(Dataset items)
╭──
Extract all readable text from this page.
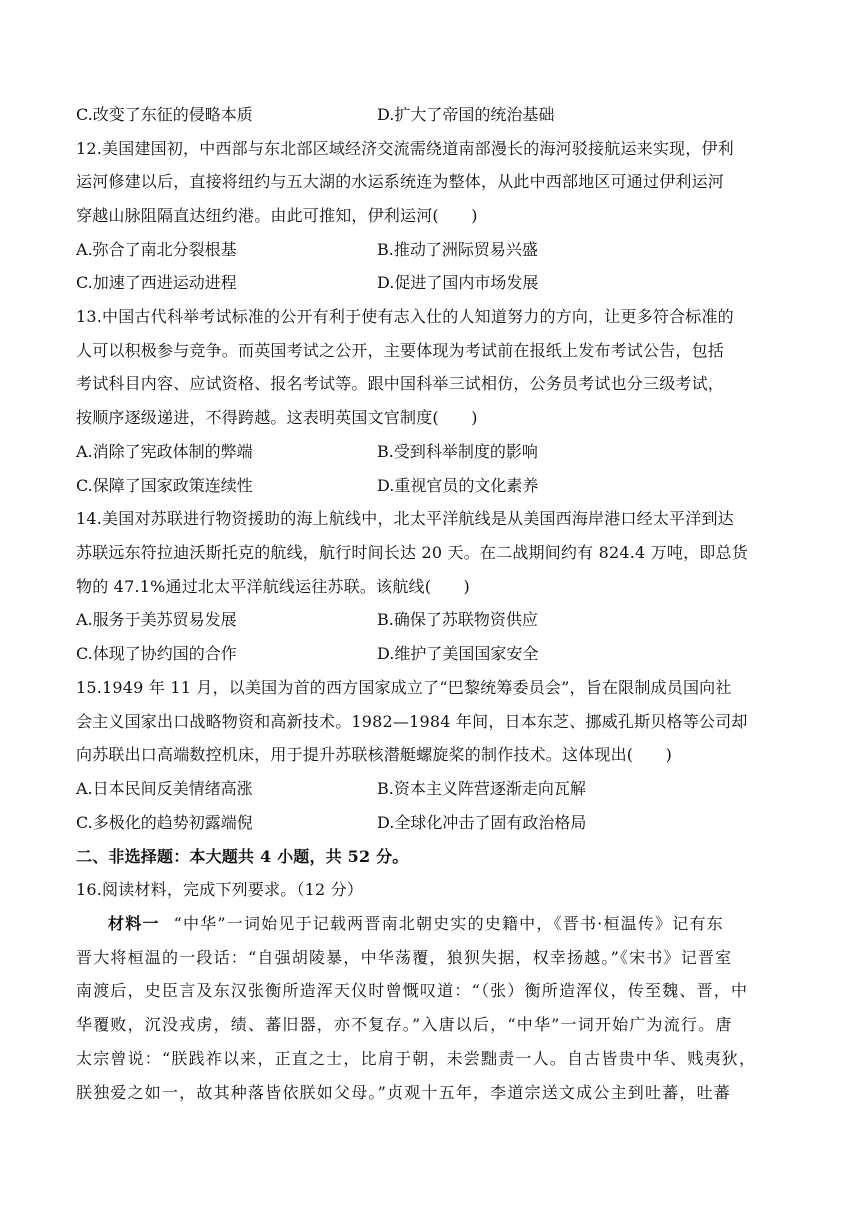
C.改变了东征的侵略本质	D.扩大了帝国的统治基础
12.美国建国初，中西部与东北部区域经济交流需绕道南部漫长的海河驳接航运来实现，伊利
运河修建以后，直接将纽约与五大湖的水运系统连为整体，从此中西部地区可通过伊利运河
穿越山脉阻隔直达纽约港。由此可推知，伊利运河(　　)
A.弥合了南北分裂根基	B.推动了洲际贸易兴盛
C.加速了西进运动进程	D.促进了国内市场发展
13.中国古代科举考试标准的公开有利于使有志入仕的人知道努力的方向，让更多符合标准的
人可以积极参与竞争。而英国考试之公开，主要体现为考试前在报纸上发布考试公告，包括
考试科目内容、应试资格、报名考试等。跟中国科举三试相仿，公务员考试也分三级考试，
按顺序逐级递进，不得跨越。这表明英国文官制度(　　)
A.消除了宪政体制的弊端	B.受到科举制度的影响
C.保障了国家政策连续性	D.重视官员的文化素养
14.美国对苏联进行物资援助的海上航线中，北太平洋航线是从美国西海岸港口经太平洋到达
苏联远东符拉迪沃斯托克的航线，航行时间长达 20 天。在二战期间约有 824.4 万吨，即总货
物的 47.1%通过北太平洋航线运往苏联。该航线(　　)
A.服务于美苏贸易发展	B.确保了苏联物资供应
C.体现了协约国的合作	D.维护了美国国家安全
15.1949 年 11 月，以美国为首的西方国家成立了“巴黎统筹委员会”，旨在限制成员国向社
会主义国家出口战略物资和高新技术。1982—1984 年间，日本东芝、挪威孔斯贝格等公司却
向苏联出口高端数控机床，用于提升苏联核潜艇螺旋桨的制作技术。这体现出(　　)
A.日本民间反美情绪高涨	B.资本主义阵营逐渐走向瓦解
C.多极化的趋势初露端倪	D.全球化冲击了固有政治格局
二、非选择题：本大题共 4 小题，共 52 分。
16.阅读材料，完成下列要求。（12 分）
材料一 “中华”一词始见于记载两晋南北朝史实的史籍中，《晋书·桓温传》记有东
晋大将桓温的一段话：“自强胡陵暴，中华荡覆，狼狈失据，权幸扬越。”《宋书》记晋室
南渡后，史臣言及东汉张衡所造浑天仪时曾慨叹道：“（张）衡所造浑仪，传至魏、晋，中
华覆败，沉没戎虏，绩、蕃旧器，亦不复存。”入唐以后，“中华”一词开始广为流行。唐
太宗曾说：“朕践祚以来，正直之士，比肩于朝，未尝黜责一人。自古皆贵中华、贱夷狄，
朕独爱之如一，故其种落皆依朕如父母。”贞观十五年，李道宗送文成公主到吐蕃，吐蕃
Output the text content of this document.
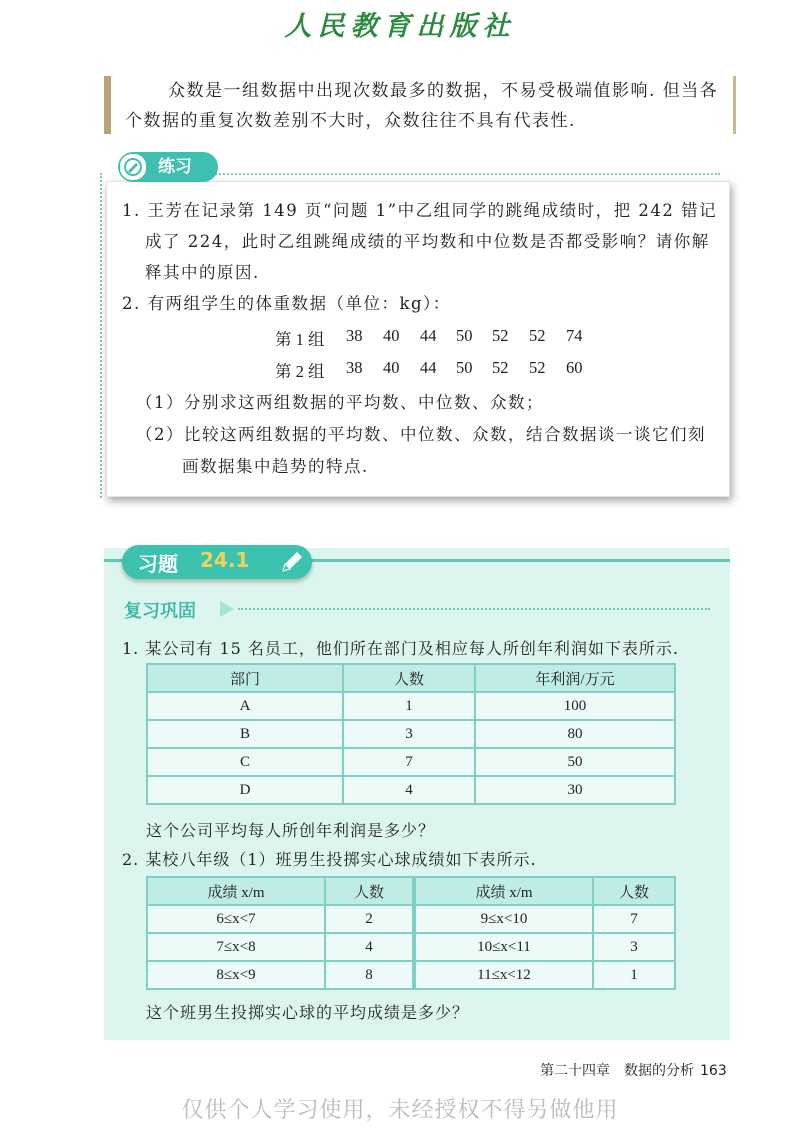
人民教育出版社

众数是一组数据中出现次数最多的数据，不易受极端值影响. 但当各

个数据的重复次数差别不大时，众数往往不具有代表性.

练习
1. 王芳在记录第 149 页“问题 1”中乙组同学的跳绳成绩时，把 242 错记
成了 224，此时乙组跳绳成绩的平均数和中位数是否都受影响？请你解
释其中的原因.
2. 有两组学生的体重数据（单位：kg）：
第 1 组 38 40 44 50 52 52 74
第 2 组 38 40 44 50 52 52 60
（1）分别求这两组数据的平均数、中位数、众数；
（2）比较这两组数据的平均数、中位数、众数，结合数据谈一谈它们刻
画数据集中趋势的特点.
习题 24.1
复习巩固
1. 某公司有 15 名员工，他们所在部门及相应每人所创年利润如下表所示.
部门	人数	年利润/万元
A	1	100
B	3	80
C	7	50
D	4	30
这个公司平均每人所创年利润是多少？
2. 某校八年级（1）班男生投掷实心球成绩如下表所示.
成绩 x/m	人数	成绩 x/m	人数
6≤x<7	2	9≤x<10	7
7≤x<8	4	10≤x<11	3
8≤x<9	8	11≤x<12	1
这个班男生投掷实心球的平均成绩是多少？
第二十四章　数据的分析 163
仅供个人学习使用，未经授权不得另做他用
╰──
Exercise directions: Skip the pictures; extract only the lines from the line with "Output the text content of this document." through the final line of the material, exactly as they appear.

Exercise answer:
Output the text content of this document.
人民教育出版社

众数是一组数据中出现次数最多的数据，不易受极端值影响. 但当各

个数据的重复次数差别不大时，众数往往不具有代表性.

练习
1. 王芳在记录第 149 页“问题 1”中乙组同学的跳绳成绩时，把 242 错记
成了 224，此时乙组跳绳成绩的平均数和中位数是否都受影响？请你解
释其中的原因.
2. 有两组学生的体重数据（单位：kg）：
第 1 组 38 40 44 50 52 52 74
第 2 组 38 40 44 50 52 52 60
（1）分别求这两组数据的平均数、中位数、众数；
（2）比较这两组数据的平均数、中位数、众数，结合数据谈一谈它们刻
画数据集中趋势的特点.
习题 24.1
复习巩固
1. 某公司有 15 名员工，他们所在部门及相应每人所创年利润如下表所示.
部门	人数	年利润/万元
A	1	100
B	3	80
C	7	50
D	4	30
这个公司平均每人所创年利润是多少？
2. 某校八年级（1）班男生投掷实心球成绩如下表所示.
成绩 x/m	人数	成绩 x/m	人数
6≤x<7	2	9≤x<10	7
7≤x<8	4	10≤x<11	3
8≤x<9	8	11≤x<12	1
这个班男生投掷实心球的平均成绩是多少？
第二十四章　数据的分析 163
仅供个人学习使用，未经授权不得另做他用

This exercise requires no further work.